— START Supplied data —

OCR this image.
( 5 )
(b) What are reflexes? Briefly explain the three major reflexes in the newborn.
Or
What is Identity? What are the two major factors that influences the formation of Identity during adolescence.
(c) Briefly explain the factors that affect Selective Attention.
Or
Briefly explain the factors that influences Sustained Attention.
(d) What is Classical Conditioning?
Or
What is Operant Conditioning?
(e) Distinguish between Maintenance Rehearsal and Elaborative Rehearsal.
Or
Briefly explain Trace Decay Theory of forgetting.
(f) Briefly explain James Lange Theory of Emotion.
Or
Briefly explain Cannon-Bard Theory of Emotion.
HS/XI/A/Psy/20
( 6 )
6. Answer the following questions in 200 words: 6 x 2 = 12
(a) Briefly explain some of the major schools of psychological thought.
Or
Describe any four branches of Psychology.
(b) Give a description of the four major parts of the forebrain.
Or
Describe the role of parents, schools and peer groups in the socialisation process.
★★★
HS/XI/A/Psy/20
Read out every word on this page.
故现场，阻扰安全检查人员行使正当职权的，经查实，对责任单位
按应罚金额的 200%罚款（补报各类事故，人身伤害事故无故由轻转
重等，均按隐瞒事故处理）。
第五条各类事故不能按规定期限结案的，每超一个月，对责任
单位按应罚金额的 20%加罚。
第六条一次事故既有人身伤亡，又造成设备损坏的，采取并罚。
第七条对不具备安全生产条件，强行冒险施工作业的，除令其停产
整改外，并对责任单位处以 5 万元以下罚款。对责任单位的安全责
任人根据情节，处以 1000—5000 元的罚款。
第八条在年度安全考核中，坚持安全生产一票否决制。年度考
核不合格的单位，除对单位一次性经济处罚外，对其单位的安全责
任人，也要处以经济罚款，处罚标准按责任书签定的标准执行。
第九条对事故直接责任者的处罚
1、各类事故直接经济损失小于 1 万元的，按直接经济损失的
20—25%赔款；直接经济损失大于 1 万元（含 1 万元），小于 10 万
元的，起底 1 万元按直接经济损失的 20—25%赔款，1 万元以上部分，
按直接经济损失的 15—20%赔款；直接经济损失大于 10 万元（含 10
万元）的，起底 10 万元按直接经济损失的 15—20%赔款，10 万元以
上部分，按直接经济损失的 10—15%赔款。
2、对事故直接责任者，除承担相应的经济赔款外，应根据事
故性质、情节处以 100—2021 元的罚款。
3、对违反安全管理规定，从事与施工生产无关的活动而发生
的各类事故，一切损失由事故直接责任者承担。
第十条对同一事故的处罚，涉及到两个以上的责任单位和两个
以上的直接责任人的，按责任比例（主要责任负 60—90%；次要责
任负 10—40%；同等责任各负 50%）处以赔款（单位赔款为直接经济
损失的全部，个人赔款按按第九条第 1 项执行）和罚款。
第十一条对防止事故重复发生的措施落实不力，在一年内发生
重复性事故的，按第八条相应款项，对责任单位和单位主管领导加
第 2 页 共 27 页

— END Supplied data —

> _Objective_:
From the first line to the last, retype the data exactly.

> _Solution below_:
OCR this image.
( 5 )
(b) What are reflexes? Briefly explain the three major reflexes in the newborn.
Or
What is Identity? What are the two major factors that influences the formation of Identity during adolescence.
(c) Briefly explain the factors that affect Selective Attention.
Or
Briefly explain the factors that influences Sustained Attention.
(d) What is Classical Conditioning?
Or
What is Operant Conditioning?
(e) Distinguish between Maintenance Rehearsal and Elaborative Rehearsal.
Or
Briefly explain Trace Decay Theory of forgetting.
(f) Briefly explain James Lange Theory of Emotion.
Or
Briefly explain Cannon-Bard Theory of Emotion.
HS/XI/A/Psy/20
( 6 )
6. Answer the following questions in 200 words: 6 x 2 = 12
(a) Briefly explain some of the major schools of psychological thought.
Or
Describe any four branches of Psychology.
(b) Give a description of the four major parts of the forebrain.
Or
Describe the role of parents, schools and peer groups in the socialisation process.
★★★
HS/XI/A/Psy/20
Read out every word on this page.
故现场，阻扰安全检查人员行使正当职权的，经查实，对责任单位
按应罚金额的 200%罚款（补报各类事故，人身伤害事故无故由轻转
重等，均按隐瞒事故处理）。
第五条各类事故不能按规定期限结案的，每超一个月，对责任
单位按应罚金额的 20%加罚。
第六条一次事故既有人身伤亡，又造成设备损坏的，采取并罚。
第七条对不具备安全生产条件，强行冒险施工作业的，除令其停产
整改外，并对责任单位处以 5 万元以下罚款。对责任单位的安全责
任人根据情节，处以 1000—5000 元的罚款。
第八条在年度安全考核中，坚持安全生产一票否决制。年度考
核不合格的单位，除对单位一次性经济处罚外，对其单位的安全责
任人，也要处以经济罚款，处罚标准按责任书签定的标准执行。
第九条对事故直接责任者的处罚
1、各类事故直接经济损失小于 1 万元的，按直接经济损失的
20—25%赔款；直接经济损失大于 1 万元（含 1 万元），小于 10 万
元的，起底 1 万元按直接经济损失的 20—25%赔款，1 万元以上部分，
按直接经济损失的 15—20%赔款；直接经济损失大于 10 万元（含 10
万元）的，起底 10 万元按直接经济损失的 15—20%赔款，10 万元以
上部分，按直接经济损失的 10—15%赔款。
2、对事故直接责任者，除承担相应的经济赔款外，应根据事
故性质、情节处以 100—2021 元的罚款。
3、对违反安全管理规定，从事与施工生产无关的活动而发生
的各类事故，一切损失由事故直接责任者承担。
第十条对同一事故的处罚，涉及到两个以上的责任单位和两个
以上的直接责任人的，按责任比例（主要责任负 60—90%；次要责
任负 10—40%；同等责任各负 50%）处以赔款（单位赔款为直接经济
损失的全部，个人赔款按按第九条第 1 项执行）和罚款。
第十一条对防止事故重复发生的措施落实不力，在一年内发生
重复性事故的，按第八条相应款项，对责任单位和单位主管领导加
第 2 页 共 27 页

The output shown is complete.